# What you will do
Your reply should be one number: the count of lines holding the word "models".

····················

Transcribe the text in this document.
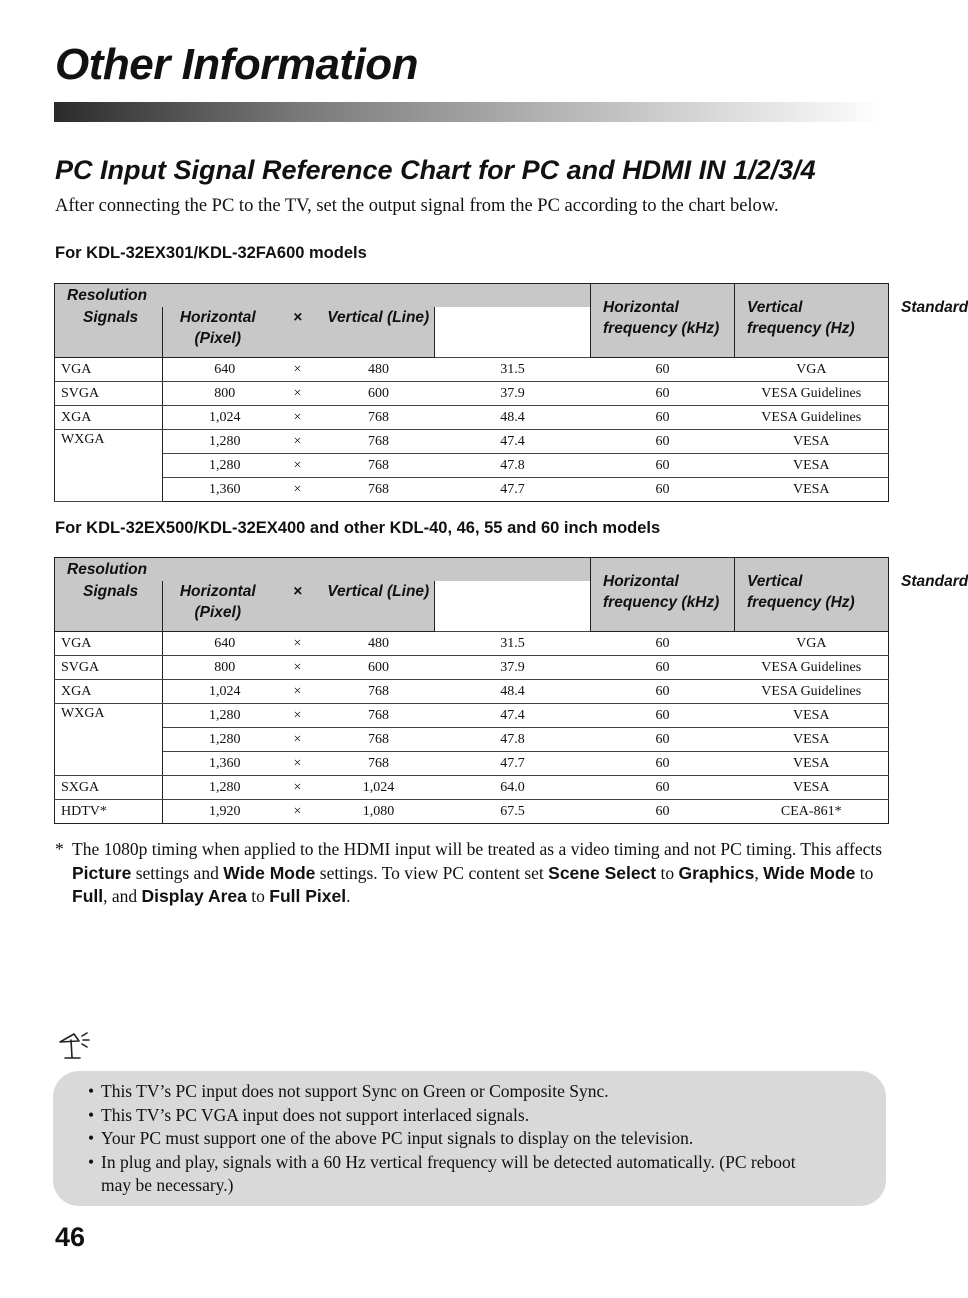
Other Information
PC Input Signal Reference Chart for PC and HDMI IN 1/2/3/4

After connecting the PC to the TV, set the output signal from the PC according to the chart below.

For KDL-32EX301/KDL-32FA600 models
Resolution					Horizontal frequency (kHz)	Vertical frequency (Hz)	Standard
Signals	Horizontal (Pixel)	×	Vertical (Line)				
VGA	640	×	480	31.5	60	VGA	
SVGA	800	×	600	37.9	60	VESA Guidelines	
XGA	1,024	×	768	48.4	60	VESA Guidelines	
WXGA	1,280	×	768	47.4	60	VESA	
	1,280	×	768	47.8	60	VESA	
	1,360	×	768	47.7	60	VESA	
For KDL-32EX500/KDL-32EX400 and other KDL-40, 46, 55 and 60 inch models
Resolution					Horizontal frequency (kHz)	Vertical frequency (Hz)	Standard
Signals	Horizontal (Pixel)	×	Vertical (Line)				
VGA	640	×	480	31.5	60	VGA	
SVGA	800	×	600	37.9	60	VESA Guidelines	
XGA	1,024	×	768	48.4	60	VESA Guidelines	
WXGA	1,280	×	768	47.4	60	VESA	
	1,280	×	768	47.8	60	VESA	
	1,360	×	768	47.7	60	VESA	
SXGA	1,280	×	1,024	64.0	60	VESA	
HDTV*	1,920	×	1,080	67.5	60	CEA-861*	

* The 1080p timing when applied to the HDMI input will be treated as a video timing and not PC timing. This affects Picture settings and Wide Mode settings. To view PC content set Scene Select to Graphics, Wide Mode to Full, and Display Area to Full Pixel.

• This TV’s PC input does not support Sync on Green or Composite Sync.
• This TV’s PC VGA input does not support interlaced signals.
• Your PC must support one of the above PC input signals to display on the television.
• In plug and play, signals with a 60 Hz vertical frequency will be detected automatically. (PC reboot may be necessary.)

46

····················

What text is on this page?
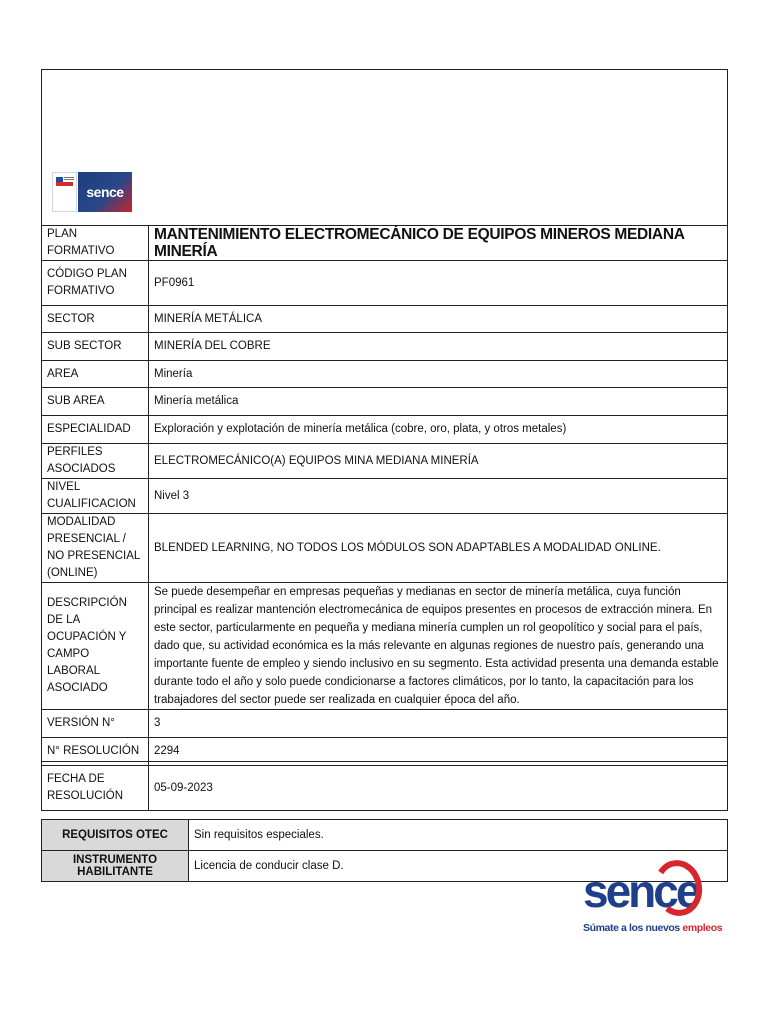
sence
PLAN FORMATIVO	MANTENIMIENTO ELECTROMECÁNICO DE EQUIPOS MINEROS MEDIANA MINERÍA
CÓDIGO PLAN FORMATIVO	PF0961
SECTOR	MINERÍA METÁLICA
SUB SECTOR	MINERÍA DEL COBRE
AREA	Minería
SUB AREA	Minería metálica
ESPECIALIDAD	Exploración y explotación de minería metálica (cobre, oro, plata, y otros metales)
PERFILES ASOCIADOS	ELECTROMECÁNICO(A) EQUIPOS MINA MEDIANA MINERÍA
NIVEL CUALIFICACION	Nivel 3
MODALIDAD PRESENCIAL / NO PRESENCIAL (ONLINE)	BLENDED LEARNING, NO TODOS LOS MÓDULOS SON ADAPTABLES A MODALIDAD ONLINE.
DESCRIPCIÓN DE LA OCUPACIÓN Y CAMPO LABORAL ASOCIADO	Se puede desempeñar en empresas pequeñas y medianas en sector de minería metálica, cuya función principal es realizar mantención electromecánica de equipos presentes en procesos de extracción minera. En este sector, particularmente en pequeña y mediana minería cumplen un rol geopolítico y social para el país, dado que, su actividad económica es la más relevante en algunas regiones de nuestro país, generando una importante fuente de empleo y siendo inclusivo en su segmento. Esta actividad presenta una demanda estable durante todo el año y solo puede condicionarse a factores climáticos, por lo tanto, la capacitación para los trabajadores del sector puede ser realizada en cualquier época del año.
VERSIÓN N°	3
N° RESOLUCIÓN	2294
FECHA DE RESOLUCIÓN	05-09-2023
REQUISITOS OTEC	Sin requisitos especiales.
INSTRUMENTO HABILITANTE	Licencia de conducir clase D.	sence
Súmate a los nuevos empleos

····················

# Exercise output
2